▶ Problem to work on:
Exactly as given, repeat all of the entries.

Data entries for graphics
= = =
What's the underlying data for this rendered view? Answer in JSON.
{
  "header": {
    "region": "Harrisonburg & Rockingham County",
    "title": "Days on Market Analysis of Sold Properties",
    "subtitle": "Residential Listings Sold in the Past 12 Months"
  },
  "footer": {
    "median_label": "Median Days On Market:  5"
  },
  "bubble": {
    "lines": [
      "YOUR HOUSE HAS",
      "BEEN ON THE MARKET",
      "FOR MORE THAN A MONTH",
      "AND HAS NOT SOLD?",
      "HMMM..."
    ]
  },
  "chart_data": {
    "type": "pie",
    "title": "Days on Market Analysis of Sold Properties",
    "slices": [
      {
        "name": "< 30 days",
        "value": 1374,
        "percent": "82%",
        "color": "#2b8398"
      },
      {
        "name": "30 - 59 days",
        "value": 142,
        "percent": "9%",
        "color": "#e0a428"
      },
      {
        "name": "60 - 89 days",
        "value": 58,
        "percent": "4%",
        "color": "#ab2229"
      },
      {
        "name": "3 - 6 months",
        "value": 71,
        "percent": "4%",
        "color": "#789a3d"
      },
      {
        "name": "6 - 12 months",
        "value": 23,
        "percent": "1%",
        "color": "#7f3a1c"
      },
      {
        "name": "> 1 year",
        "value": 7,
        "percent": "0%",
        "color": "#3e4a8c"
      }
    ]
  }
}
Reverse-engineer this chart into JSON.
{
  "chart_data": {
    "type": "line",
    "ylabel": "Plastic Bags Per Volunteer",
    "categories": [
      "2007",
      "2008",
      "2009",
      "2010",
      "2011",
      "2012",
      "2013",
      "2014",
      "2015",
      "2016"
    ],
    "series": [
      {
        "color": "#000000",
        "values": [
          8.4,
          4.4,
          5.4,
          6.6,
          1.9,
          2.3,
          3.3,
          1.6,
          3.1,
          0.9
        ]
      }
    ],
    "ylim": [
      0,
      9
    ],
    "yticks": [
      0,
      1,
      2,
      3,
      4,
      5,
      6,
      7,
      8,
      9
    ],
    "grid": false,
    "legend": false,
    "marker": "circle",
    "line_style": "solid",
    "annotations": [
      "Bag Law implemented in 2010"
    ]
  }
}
= = =
▶ Result of this task:
What's the underlying data for this rendered view? Answer in JSON.
{
  "header": {
    "region": "Harrisonburg & Rockingham County",
    "title": "Days on Market Analysis of Sold Properties",
    "subtitle": "Residential Listings Sold in the Past 12 Months"
  },
  "footer": {
    "median_label": "Median Days On Market:  5"
  },
  "bubble": {
    "lines": [
      "YOUR HOUSE HAS",
      "BEEN ON THE MARKET",
      "FOR MORE THAN A MONTH",
      "AND HAS NOT SOLD?",
      "HMMM..."
    ]
  },
  "chart_data": {
    "type": "pie",
    "title": "Days on Market Analysis of Sold Properties",
    "slices": [
      {
        "name": "< 30 days",
        "value": 1374,
        "percent": "82%",
        "color": "#2b8398"
      },
      {
        "name": "30 - 59 days",
        "value": 142,
        "percent": "9%",
        "color": "#e0a428"
      },
      {
        "name": "60 - 89 days",
        "value": 58,
        "percent": "4%",
        "color": "#ab2229"
      },
      {
        "name": "3 - 6 months",
        "value": 71,
        "percent": "4%",
        "color": "#789a3d"
      },
      {
        "name": "6 - 12 months",
        "value": 23,
        "percent": "1%",
        "color": "#7f3a1c"
      },
      {
        "name": "> 1 year",
        "value": 7,
        "percent": "0%",
        "color": "#3e4a8c"
      }
    ]
  }
}
Reverse-engineer this chart into JSON.
{
  "chart_data": {
    "type": "line",
    "ylabel": "Plastic Bags Per Volunteer",
    "categories": [
      "2007",
      "2008",
      "2009",
      "2010",
      "2011",
      "2012",
      "2013",
      "2014",
      "2015",
      "2016"
    ],
    "series": [
      {
        "color": "#000000",
        "values": [
          8.4,
          4.4,
          5.4,
          6.6,
          1.9,
          2.3,
          3.3,
          1.6,
          3.1,
          0.9
        ]
      }
    ],
    "ylim": [
      0,
      9
    ],
    "yticks": [
      0,
      1,
      2,
      3,
      4,
      5,
      6,
      7,
      8,
      9
    ],
    "grid": false,
    "legend": false,
    "marker": "circle",
    "line_style": "solid",
    "annotations": [
      "Bag Law implemented in 2010"
    ]
  }
}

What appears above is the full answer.